(Element box annotations)
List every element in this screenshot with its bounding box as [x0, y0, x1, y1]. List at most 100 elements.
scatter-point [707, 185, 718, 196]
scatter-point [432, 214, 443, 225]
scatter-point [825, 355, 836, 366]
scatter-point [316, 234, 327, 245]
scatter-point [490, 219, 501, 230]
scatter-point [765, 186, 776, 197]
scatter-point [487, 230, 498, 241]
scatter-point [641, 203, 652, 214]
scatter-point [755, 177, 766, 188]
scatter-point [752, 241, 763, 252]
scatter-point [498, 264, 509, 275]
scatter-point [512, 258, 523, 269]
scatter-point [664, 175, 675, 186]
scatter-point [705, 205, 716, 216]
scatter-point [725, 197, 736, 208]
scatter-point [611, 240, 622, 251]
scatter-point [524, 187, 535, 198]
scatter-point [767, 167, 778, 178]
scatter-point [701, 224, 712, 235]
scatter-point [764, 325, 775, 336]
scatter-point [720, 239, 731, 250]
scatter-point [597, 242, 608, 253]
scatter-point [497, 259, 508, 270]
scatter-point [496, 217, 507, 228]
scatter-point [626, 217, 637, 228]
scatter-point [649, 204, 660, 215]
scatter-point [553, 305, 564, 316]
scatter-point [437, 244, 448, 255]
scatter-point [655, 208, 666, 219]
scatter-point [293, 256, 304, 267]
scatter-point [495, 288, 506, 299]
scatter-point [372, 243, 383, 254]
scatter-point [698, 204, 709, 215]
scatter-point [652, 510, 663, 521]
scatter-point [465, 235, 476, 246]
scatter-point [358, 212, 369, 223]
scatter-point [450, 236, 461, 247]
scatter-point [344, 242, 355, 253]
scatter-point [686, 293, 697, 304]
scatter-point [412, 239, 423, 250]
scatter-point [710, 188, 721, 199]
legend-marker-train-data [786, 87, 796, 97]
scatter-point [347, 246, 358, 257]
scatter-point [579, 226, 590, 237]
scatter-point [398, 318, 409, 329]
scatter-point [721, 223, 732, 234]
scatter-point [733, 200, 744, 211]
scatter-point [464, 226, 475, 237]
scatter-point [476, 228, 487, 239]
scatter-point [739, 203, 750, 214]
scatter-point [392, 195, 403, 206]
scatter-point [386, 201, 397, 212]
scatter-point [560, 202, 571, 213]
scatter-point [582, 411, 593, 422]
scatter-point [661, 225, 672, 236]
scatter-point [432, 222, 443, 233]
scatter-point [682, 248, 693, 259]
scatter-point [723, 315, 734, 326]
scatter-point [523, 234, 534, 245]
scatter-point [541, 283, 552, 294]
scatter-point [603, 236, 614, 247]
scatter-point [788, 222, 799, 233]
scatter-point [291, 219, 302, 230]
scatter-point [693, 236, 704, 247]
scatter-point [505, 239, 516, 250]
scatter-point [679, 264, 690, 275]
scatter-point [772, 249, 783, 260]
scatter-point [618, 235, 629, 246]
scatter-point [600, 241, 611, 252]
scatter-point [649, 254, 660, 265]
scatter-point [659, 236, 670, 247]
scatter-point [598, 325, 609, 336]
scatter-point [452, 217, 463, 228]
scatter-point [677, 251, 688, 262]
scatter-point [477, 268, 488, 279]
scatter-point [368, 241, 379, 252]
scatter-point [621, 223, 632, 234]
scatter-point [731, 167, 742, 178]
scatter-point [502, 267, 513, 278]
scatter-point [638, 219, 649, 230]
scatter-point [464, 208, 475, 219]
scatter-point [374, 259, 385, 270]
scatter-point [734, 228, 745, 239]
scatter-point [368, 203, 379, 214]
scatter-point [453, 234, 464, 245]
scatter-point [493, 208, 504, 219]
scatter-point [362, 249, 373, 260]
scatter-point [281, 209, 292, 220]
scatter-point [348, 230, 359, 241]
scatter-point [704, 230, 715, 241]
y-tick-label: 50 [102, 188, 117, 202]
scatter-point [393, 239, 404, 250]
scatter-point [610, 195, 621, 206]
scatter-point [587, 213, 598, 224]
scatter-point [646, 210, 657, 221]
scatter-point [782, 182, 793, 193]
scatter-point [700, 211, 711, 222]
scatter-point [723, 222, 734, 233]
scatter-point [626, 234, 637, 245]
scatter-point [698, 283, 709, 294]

» TASK
Print every line above word for word, leaving nothing out.

» RESPONSE BELOW
List every element in this screenshot with its bounding box as [x0, y0, x1, y1]. List at most 100 elements.
scatter-point [707, 185, 718, 196]
scatter-point [432, 214, 443, 225]
scatter-point [825, 355, 836, 366]
scatter-point [316, 234, 327, 245]
scatter-point [490, 219, 501, 230]
scatter-point [765, 186, 776, 197]
scatter-point [487, 230, 498, 241]
scatter-point [641, 203, 652, 214]
scatter-point [755, 177, 766, 188]
scatter-point [752, 241, 763, 252]
scatter-point [498, 264, 509, 275]
scatter-point [512, 258, 523, 269]
scatter-point [664, 175, 675, 186]
scatter-point [705, 205, 716, 216]
scatter-point [725, 197, 736, 208]
scatter-point [611, 240, 622, 251]
scatter-point [524, 187, 535, 198]
scatter-point [767, 167, 778, 178]
scatter-point [701, 224, 712, 235]
scatter-point [764, 325, 775, 336]
scatter-point [720, 239, 731, 250]
scatter-point [597, 242, 608, 253]
scatter-point [497, 259, 508, 270]
scatter-point [496, 217, 507, 228]
scatter-point [626, 217, 637, 228]
scatter-point [649, 204, 660, 215]
scatter-point [553, 305, 564, 316]
scatter-point [437, 244, 448, 255]
scatter-point [655, 208, 666, 219]
scatter-point [293, 256, 304, 267]
scatter-point [495, 288, 506, 299]
scatter-point [372, 243, 383, 254]
scatter-point [698, 204, 709, 215]
scatter-point [652, 510, 663, 521]
scatter-point [465, 235, 476, 246]
scatter-point [358, 212, 369, 223]
scatter-point [450, 236, 461, 247]
scatter-point [344, 242, 355, 253]
scatter-point [686, 293, 697, 304]
scatter-point [412, 239, 423, 250]
scatter-point [710, 188, 721, 199]
legend-marker-train-data [786, 87, 796, 97]
scatter-point [347, 246, 358, 257]
scatter-point [579, 226, 590, 237]
scatter-point [398, 318, 409, 329]
scatter-point [721, 223, 732, 234]
scatter-point [733, 200, 744, 211]
scatter-point [464, 226, 475, 237]
scatter-point [476, 228, 487, 239]
scatter-point [739, 203, 750, 214]
scatter-point [392, 195, 403, 206]
scatter-point [386, 201, 397, 212]
scatter-point [560, 202, 571, 213]
scatter-point [582, 411, 593, 422]
scatter-point [661, 225, 672, 236]
scatter-point [432, 222, 443, 233]
scatter-point [682, 248, 693, 259]
scatter-point [723, 315, 734, 326]
scatter-point [523, 234, 534, 245]
scatter-point [541, 283, 552, 294]
scatter-point [603, 236, 614, 247]
scatter-point [788, 222, 799, 233]
scatter-point [291, 219, 302, 230]
scatter-point [693, 236, 704, 247]
scatter-point [505, 239, 516, 250]
scatter-point [679, 264, 690, 275]
scatter-point [772, 249, 783, 260]
scatter-point [618, 235, 629, 246]
scatter-point [600, 241, 611, 252]
scatter-point [649, 254, 660, 265]
scatter-point [659, 236, 670, 247]
scatter-point [598, 325, 609, 336]
scatter-point [452, 217, 463, 228]
scatter-point [677, 251, 688, 262]
scatter-point [477, 268, 488, 279]
scatter-point [368, 241, 379, 252]
scatter-point [621, 223, 632, 234]
scatter-point [731, 167, 742, 178]
scatter-point [502, 267, 513, 278]
scatter-point [638, 219, 649, 230]
scatter-point [464, 208, 475, 219]
scatter-point [374, 259, 385, 270]
scatter-point [734, 228, 745, 239]
scatter-point [368, 203, 379, 214]
scatter-point [453, 234, 464, 245]
scatter-point [493, 208, 504, 219]
scatter-point [362, 249, 373, 260]
scatter-point [281, 209, 292, 220]
scatter-point [348, 230, 359, 241]
scatter-point [704, 230, 715, 241]
y-tick-label: 50 [102, 188, 117, 202]
scatter-point [393, 239, 404, 250]
scatter-point [610, 195, 621, 206]
scatter-point [587, 213, 598, 224]
scatter-point [646, 210, 657, 221]
scatter-point [782, 182, 793, 193]
scatter-point [700, 211, 711, 222]
scatter-point [723, 222, 734, 233]
scatter-point [626, 234, 637, 245]
scatter-point [698, 283, 709, 294]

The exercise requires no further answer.